— begin MATERIAL SUPPLIED —

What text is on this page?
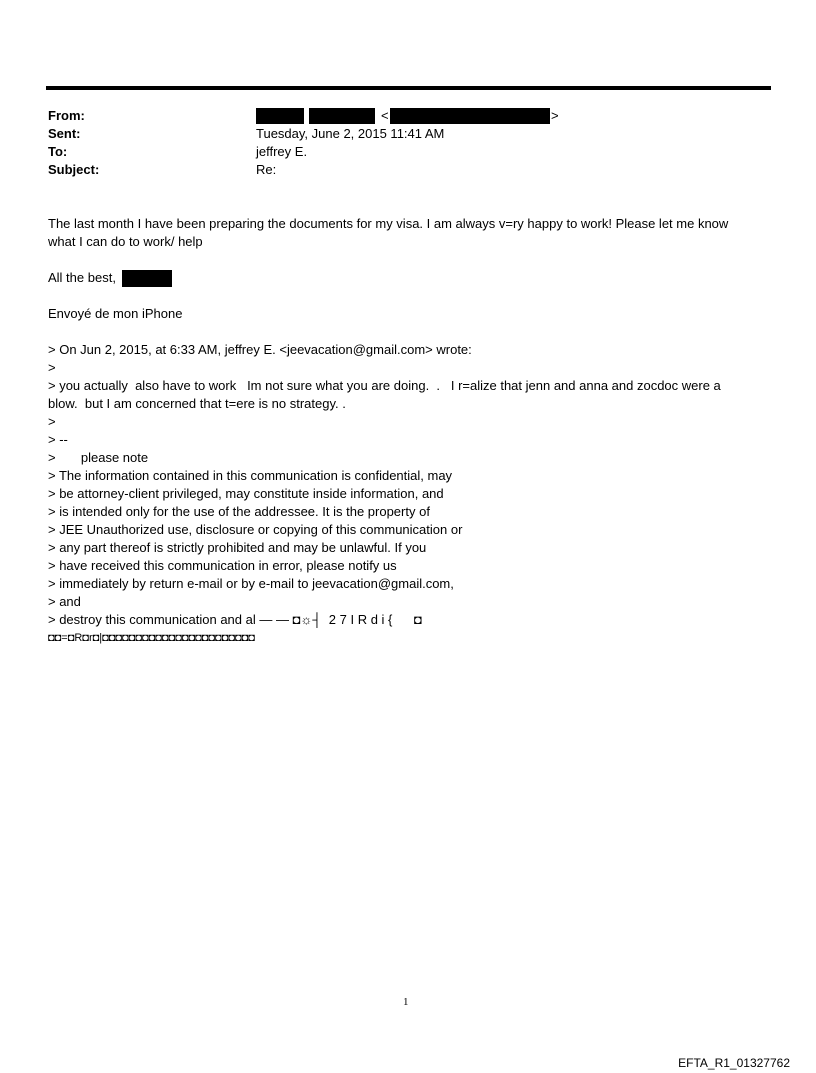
From:
Sent:
To:
Subject:
<	>
Tuesday, June 2, 2015 11:41 AM
jeffrey E.
Re:
The last month I have been preparing the documents for my visa. I am always v=ry happy to work! Please let me know
what I can do to work/ help
All the best,
Envoyé de mon iPhone
> On Jun 2, 2015, at 6:33 AM, jeffrey E. <jeevacation@gmail.com> wrote:
>
> you actually  also have to work   Im not sure what you are doing.  .   I r=alize that jenn and anna and zocdoc were a
blow.  but I am concerned that t=ere is no strategy. .
>
> --
>       please note
> The information contained in this communication is confidential, may
> be attorney-client privileged, may constitute inside information, and
> is intended only for the use of the addressee. It is the property of
> JEE Unauthorized use, disclosure or copying of this communication or
> any part thereof is strictly prohibited and may be unlawful. If you
> have received this communication in error, please notify us
> immediately by return e-mail or by e-mail to jeevacation@gmail.com,
> and
> destroy this communication and al — — ◘☼┤  2 7 I R d i {      ◘
◘◘=◘R◘r◘|◘◘◘◘◘◘◘◘◘◘◘◘◘◘◘◘◘◘◘◘◘◘◘
1
EFTA_R1_01327762
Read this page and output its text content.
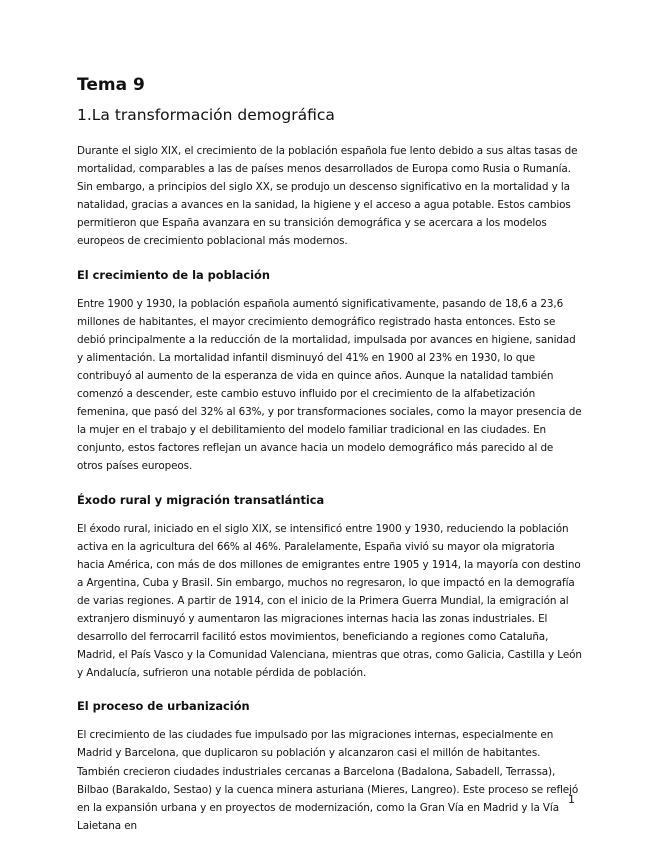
Tema 9
1.La transformación demográfica

Durante el siglo XIX, el crecimiento de la población española fue lento debido a sus altas tasas de mortalidad, comparables a las de países menos desarrollados de Europa como Rusia o Rumanía. Sin embargo, a principios del siglo XX, se produjo un descenso significativo en la mortalidad y la natalidad, gracias a avances en la sanidad, la higiene y el acceso a agua potable. Estos cambios permitieron que España avanzara en su transición demográfica y se acercara a los modelos europeos de crecimiento poblacional más modernos.

El crecimiento de la población

Entre 1900 y 1930, la población española aumentó significativamente, pasando de 18,6 a 23,6 millones de habitantes, el mayor crecimiento demográfico registrado hasta entonces. Esto se debió principalmente a la reducción de la mortalidad, impulsada por avances en higiene, sanidad y alimentación. La mortalidad infantil disminuyó del 41% en 1900 al 23% en 1930, lo que contribuyó al aumento de la esperanza de vida en quince años. Aunque la natalidad también comenzó a descender, este cambio estuvo influido por el crecimiento de la alfabetización femenina, que pasó del 32% al 63%, y por transformaciones sociales, como la mayor presencia de la mujer en el trabajo y el debilitamiento del modelo familiar tradicional en las ciudades. En conjunto, estos factores reflejan un avance hacia un modelo demográfico más parecido al de otros países europeos.

Éxodo rural y migración transatlántica

El éxodo rural, iniciado en el siglo XIX, se intensificó entre 1900 y 1930, reduciendo la población activa en la agricultura del 66% al 46%. Paralelamente, España vivió su mayor ola migratoria hacia América, con más de dos millones de emigrantes entre 1905 y 1914, la mayoría con destino a Argentina, Cuba y Brasil. Sin embargo, muchos no regresaron, lo que impactó en la demografía de varias regiones. A partir de 1914, con el inicio de la Primera Guerra Mundial, la emigración al extranjero disminuyó y aumentaron las migraciones internas hacia las zonas industriales. El desarrollo del ferrocarril facilitó estos movimientos, beneficiando a regiones como Cataluña, Madrid, el País Vasco y la Comunidad Valenciana, mientras que otras, como Galicia, Castilla y León y Andalucía, sufrieron una notable pérdida de población.

El proceso de urbanización

El crecimiento de las ciudades fue impulsado por las migraciones internas, especialmente en Madrid y Barcelona, que duplicaron su población y alcanzaron casi el millón de habitantes. También crecieron ciudades industriales cercanas a Barcelona (Badalona, Sabadell, Terrassa), Bilbao (Barakaldo, Sestao) y la cuenca minera asturiana (Mieres, Langreo). Este proceso se reflejó en la expansión urbana y en proyectos de modernización, como la Gran Vía en Madrid y la Vía Laietana en

1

— end MATERIAL SUPPLIED —

WRITTEN REQUEST: Copy the entries above faithfully and omit every image.

RESULT:
What text is on this page?
From:
Sent:
To:
Subject:
<	>
Tuesday, June 2, 2015 11:41 AM
jeffrey E.
Re:
The last month I have been preparing the documents for my visa. I am always v=ry happy to work! Please let me know
what I can do to work/ help
All the best,
Envoyé de mon iPhone
> On Jun 2, 2015, at 6:33 AM, jeffrey E. <jeevacation@gmail.com> wrote:
>
> you actually  also have to work   Im not sure what you are doing.  .   I r=alize that jenn and anna and zocdoc were a
blow.  but I am concerned that t=ere is no strategy. .
>
> --
>       please note
> The information contained in this communication is confidential, may
> be attorney-client privileged, may constitute inside information, and
> is intended only for the use of the addressee. It is the property of
> JEE Unauthorized use, disclosure or copying of this communication or
> any part thereof is strictly prohibited and may be unlawful. If you
> have received this communication in error, please notify us
> immediately by return e-mail or by e-mail to jeevacation@gmail.com,
> and
> destroy this communication and al — — ◘☼┤  2 7 I R d i {      ◘
◘◘=◘R◘r◘|◘◘◘◘◘◘◘◘◘◘◘◘◘◘◘◘◘◘◘◘◘◘◘
1
EFTA_R1_01327762
Read this page and output its text content.
Tema 9
1.La transformación demográfica

Durante el siglo XIX, el crecimiento de la población española fue lento debido a sus altas tasas de mortalidad, comparables a las de países menos desarrollados de Europa como Rusia o Rumanía. Sin embargo, a principios del siglo XX, se produjo un descenso significativo en la mortalidad y la natalidad, gracias a avances en la sanidad, la higiene y el acceso a agua potable. Estos cambios permitieron que España avanzara en su transición demográfica y se acercara a los modelos europeos de crecimiento poblacional más modernos.

El crecimiento de la población

Entre 1900 y 1930, la población española aumentó significativamente, pasando de 18,6 a 23,6 millones de habitantes, el mayor crecimiento demográfico registrado hasta entonces. Esto se debió principalmente a la reducción de la mortalidad, impulsada por avances en higiene, sanidad y alimentación. La mortalidad infantil disminuyó del 41% en 1900 al 23% en 1930, lo que contribuyó al aumento de la esperanza de vida en quince años. Aunque la natalidad también comenzó a descender, este cambio estuvo influido por el crecimiento de la alfabetización femenina, que pasó del 32% al 63%, y por transformaciones sociales, como la mayor presencia de la mujer en el trabajo y el debilitamiento del modelo familiar tradicional en las ciudades. En conjunto, estos factores reflejan un avance hacia un modelo demográfico más parecido al de otros países europeos.

Éxodo rural y migración transatlántica

El éxodo rural, iniciado en el siglo XIX, se intensificó entre 1900 y 1930, reduciendo la población activa en la agricultura del 66% al 46%. Paralelamente, España vivió su mayor ola migratoria hacia América, con más de dos millones de emigrantes entre 1905 y 1914, la mayoría con destino a Argentina, Cuba y Brasil. Sin embargo, muchos no regresaron, lo que impactó en la demografía de varias regiones. A partir de 1914, con el inicio de la Primera Guerra Mundial, la emigración al extranjero disminuyó y aumentaron las migraciones internas hacia las zonas industriales. El desarrollo del ferrocarril facilitó estos movimientos, beneficiando a regiones como Cataluña, Madrid, el País Vasco y la Comunidad Valenciana, mientras que otras, como Galicia, Castilla y León y Andalucía, sufrieron una notable pérdida de población.

El proceso de urbanización

El crecimiento de las ciudades fue impulsado por las migraciones internas, especialmente en Madrid y Barcelona, que duplicaron su población y alcanzaron casi el millón de habitantes. También crecieron ciudades industriales cercanas a Barcelona (Badalona, Sabadell, Terrassa), Bilbao (Barakaldo, Sestao) y la cuenca minera asturiana (Mieres, Langreo). Este proceso se reflejó en la expansión urbana y en proyectos de modernización, como la Gran Vía en Madrid y la Vía Laietana en

1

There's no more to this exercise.